→ TASK DIRECTIONS
Your task is to gather the lines below that hold the string "JSON".

→ Rows from a figure dataset
┄┄┄┄┄┄

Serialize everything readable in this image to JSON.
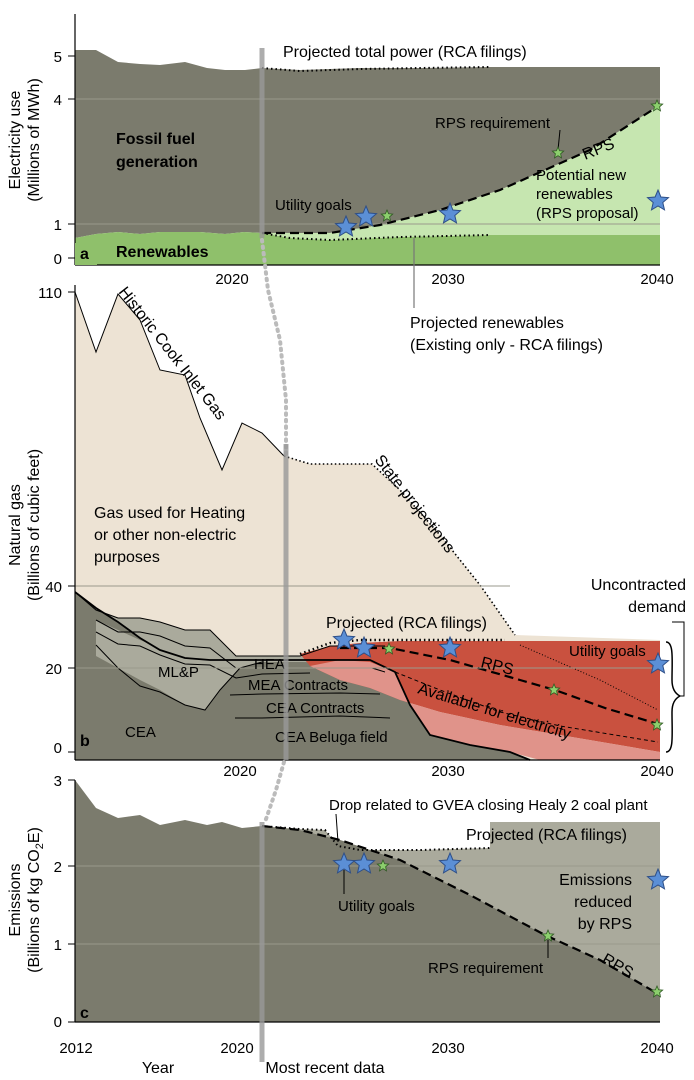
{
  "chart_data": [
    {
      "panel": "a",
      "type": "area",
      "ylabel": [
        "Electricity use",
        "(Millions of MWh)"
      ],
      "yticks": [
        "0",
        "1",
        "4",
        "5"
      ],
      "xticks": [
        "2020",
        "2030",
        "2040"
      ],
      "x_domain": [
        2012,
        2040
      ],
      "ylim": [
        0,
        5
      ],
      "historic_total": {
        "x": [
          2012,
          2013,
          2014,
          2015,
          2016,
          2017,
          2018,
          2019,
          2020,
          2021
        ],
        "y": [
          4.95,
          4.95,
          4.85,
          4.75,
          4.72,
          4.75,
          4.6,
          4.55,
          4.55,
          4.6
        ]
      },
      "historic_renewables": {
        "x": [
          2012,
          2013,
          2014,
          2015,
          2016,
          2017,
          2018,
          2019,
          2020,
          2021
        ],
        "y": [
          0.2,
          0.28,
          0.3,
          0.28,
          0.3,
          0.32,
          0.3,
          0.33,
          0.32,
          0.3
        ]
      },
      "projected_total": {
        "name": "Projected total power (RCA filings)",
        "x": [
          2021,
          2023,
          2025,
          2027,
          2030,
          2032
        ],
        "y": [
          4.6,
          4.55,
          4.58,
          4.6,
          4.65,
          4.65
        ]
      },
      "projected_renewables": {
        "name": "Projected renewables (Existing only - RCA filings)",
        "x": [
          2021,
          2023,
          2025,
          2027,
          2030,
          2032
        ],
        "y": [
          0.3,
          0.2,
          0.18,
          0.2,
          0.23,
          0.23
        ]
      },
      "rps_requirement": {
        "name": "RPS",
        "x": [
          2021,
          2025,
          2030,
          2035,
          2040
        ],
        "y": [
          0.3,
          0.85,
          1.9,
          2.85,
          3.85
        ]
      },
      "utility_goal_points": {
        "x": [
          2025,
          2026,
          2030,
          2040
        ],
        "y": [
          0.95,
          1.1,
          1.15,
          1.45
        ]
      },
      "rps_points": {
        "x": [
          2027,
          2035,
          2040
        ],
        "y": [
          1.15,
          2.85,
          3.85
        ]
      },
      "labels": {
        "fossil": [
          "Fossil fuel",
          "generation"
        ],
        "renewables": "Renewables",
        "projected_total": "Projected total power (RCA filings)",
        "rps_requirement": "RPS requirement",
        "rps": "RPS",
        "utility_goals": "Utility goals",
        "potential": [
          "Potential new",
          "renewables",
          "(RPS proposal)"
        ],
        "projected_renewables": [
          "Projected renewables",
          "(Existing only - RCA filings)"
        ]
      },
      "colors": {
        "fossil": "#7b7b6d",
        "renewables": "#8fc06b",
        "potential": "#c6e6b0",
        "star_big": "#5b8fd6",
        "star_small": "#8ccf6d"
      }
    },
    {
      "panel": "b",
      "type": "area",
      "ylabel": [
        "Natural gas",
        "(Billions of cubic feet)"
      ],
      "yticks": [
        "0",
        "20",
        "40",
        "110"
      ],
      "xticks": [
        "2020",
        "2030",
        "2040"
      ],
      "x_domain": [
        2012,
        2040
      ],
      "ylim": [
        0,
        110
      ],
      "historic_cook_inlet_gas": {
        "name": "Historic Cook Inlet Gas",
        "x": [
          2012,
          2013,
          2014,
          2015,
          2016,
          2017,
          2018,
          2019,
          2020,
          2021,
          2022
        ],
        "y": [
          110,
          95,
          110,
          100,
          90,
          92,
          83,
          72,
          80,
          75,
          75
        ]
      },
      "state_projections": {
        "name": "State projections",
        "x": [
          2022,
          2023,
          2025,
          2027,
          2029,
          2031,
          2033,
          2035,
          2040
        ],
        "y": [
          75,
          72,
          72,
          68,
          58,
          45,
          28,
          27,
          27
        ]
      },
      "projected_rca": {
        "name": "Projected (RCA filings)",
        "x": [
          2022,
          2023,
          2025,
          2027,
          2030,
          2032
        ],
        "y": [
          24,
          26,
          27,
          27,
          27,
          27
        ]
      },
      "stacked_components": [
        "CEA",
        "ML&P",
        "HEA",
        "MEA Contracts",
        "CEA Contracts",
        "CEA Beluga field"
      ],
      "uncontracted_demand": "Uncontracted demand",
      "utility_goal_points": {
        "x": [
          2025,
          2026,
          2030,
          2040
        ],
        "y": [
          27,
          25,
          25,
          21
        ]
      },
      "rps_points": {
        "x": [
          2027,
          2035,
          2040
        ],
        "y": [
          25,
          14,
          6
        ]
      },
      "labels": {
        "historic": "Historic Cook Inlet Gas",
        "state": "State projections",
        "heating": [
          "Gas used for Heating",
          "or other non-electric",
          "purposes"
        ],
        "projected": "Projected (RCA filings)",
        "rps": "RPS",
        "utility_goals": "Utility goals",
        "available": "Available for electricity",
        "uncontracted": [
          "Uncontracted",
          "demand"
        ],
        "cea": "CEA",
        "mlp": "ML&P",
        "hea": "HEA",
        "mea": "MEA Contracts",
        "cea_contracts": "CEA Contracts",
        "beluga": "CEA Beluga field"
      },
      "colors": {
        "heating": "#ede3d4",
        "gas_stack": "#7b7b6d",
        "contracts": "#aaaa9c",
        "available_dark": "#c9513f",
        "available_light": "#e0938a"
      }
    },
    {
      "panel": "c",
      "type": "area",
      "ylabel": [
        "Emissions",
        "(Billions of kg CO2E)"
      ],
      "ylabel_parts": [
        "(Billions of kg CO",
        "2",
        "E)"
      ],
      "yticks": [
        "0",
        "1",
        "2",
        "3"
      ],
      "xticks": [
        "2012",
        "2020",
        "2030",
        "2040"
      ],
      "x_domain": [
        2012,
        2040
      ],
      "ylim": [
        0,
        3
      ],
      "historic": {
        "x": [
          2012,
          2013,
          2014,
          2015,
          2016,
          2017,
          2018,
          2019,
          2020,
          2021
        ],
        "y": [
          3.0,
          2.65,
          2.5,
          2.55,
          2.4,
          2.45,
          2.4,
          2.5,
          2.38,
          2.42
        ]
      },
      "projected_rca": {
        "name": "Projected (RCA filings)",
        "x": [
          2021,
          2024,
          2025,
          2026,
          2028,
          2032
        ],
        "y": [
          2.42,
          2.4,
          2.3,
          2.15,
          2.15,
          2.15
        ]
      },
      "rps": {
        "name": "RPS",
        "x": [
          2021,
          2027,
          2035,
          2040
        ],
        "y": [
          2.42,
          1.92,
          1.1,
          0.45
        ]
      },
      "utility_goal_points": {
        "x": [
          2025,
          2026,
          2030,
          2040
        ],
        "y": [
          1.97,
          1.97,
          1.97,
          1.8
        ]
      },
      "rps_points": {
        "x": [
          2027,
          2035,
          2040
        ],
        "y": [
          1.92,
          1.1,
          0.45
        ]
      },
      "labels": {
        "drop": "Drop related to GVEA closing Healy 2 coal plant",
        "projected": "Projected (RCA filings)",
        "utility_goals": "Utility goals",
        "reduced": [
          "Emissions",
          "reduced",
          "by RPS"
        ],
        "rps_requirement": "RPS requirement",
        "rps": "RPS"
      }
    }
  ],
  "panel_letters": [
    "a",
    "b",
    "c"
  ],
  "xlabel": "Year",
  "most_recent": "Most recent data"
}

┄┄┄┄┄┄

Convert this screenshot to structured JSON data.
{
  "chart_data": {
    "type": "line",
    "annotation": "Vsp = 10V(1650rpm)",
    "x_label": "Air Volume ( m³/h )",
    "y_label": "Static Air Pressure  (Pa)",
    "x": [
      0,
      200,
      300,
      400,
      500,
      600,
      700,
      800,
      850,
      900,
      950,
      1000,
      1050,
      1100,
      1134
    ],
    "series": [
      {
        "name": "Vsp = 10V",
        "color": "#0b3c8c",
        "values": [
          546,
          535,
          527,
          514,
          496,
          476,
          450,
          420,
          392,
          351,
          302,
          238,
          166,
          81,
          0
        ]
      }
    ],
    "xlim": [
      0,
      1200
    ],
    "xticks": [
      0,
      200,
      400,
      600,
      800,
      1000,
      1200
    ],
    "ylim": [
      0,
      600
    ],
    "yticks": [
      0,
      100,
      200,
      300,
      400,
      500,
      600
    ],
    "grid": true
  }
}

┄┄┄┄┄┄

→ COMPLETE RESPONSE
Serialize everything readable in this image to JSON.
Convert this screenshot to structured JSON data.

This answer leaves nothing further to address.